Exercise requirements ->
Identify the lines that contain the word "Shortlisted" and copy each one.

== Supplied information ==

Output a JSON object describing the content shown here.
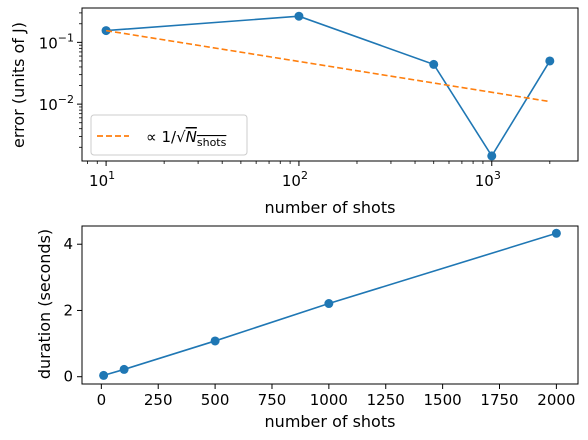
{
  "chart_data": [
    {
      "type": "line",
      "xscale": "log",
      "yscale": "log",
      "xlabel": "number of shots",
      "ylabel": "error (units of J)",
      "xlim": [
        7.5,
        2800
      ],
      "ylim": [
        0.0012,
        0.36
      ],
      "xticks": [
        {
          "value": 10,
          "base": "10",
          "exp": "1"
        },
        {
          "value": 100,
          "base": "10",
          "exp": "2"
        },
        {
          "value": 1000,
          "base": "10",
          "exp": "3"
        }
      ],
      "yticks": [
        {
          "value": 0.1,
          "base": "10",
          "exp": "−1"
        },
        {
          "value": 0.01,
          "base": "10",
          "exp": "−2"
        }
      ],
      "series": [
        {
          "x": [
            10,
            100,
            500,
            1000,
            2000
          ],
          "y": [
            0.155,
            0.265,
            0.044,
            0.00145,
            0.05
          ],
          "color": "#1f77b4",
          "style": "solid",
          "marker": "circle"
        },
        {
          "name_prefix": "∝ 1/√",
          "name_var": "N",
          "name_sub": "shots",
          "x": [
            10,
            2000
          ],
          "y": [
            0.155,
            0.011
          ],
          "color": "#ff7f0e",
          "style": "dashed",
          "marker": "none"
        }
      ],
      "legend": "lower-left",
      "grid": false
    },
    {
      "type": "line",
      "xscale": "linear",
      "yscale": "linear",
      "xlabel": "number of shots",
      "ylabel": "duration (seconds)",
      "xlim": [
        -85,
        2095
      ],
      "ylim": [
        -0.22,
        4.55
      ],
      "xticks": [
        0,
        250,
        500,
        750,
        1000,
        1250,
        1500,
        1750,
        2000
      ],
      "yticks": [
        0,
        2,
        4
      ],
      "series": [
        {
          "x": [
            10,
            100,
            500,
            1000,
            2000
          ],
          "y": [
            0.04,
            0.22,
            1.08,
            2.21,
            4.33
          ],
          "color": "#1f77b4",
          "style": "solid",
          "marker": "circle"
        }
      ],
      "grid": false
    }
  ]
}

===
== Supplied information ==

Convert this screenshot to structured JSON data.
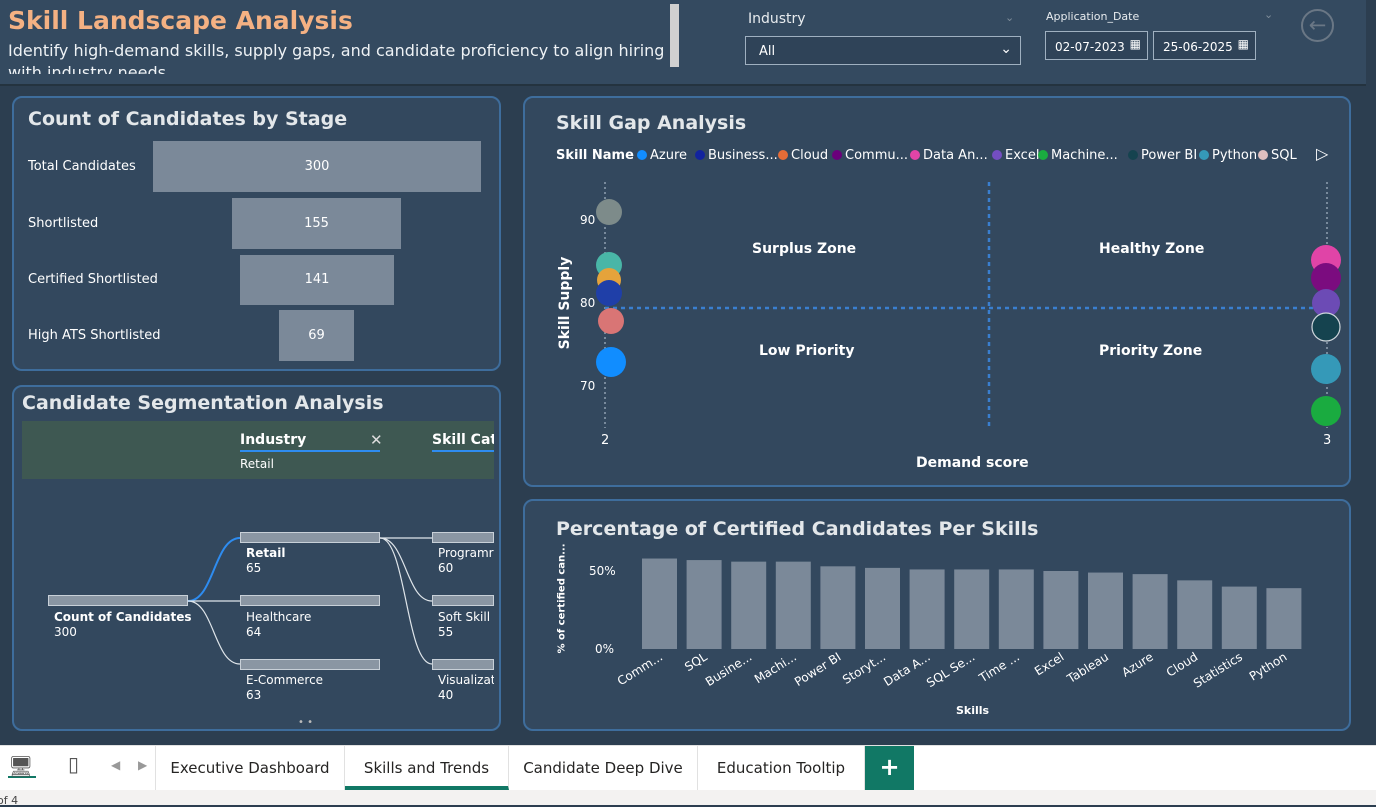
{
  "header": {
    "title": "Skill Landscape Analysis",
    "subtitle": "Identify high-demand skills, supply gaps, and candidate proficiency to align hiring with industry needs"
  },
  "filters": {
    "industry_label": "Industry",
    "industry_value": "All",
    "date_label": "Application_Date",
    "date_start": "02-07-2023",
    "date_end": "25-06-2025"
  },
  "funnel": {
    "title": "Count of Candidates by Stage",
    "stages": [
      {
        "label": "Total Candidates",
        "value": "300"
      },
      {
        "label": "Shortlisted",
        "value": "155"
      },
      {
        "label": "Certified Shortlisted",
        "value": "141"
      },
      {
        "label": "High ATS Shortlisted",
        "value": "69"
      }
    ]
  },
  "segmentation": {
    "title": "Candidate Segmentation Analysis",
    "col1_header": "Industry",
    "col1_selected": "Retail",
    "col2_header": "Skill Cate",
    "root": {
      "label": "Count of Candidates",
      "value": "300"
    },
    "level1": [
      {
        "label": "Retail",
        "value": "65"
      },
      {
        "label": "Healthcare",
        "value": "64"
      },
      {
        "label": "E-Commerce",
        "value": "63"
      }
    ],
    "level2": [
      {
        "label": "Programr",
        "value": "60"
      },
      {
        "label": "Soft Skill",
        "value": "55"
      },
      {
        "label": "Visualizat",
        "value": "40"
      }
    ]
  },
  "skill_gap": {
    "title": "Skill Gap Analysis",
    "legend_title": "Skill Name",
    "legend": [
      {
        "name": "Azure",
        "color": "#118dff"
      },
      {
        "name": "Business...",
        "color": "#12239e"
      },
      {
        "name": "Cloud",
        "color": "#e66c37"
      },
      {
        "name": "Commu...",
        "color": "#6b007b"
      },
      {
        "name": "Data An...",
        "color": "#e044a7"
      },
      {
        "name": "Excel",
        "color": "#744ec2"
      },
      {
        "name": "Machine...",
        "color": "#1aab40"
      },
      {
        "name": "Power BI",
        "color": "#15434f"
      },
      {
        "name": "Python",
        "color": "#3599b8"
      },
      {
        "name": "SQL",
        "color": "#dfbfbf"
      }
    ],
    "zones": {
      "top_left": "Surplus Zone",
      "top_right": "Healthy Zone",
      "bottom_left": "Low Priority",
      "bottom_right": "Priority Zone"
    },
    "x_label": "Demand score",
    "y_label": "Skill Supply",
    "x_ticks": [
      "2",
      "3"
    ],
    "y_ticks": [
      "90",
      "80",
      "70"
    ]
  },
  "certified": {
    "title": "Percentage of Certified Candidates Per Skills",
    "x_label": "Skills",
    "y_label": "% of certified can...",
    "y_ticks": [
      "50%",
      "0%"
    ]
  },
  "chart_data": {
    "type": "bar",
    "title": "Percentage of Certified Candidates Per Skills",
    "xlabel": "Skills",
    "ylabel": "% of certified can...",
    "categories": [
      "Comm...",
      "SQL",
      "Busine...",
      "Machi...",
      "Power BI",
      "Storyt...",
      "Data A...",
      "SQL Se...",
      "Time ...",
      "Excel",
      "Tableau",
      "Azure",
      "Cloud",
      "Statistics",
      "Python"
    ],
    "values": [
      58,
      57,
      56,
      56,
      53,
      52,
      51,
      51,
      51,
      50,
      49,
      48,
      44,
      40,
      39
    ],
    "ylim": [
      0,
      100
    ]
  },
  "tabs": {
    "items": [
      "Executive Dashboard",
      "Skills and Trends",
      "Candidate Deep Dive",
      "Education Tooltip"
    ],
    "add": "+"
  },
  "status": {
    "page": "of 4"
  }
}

===

Exercise output ->
        "label": "Shortlisted",
        "label": "Certified Shortlisted",
        "label": "High ATS Shortlisted",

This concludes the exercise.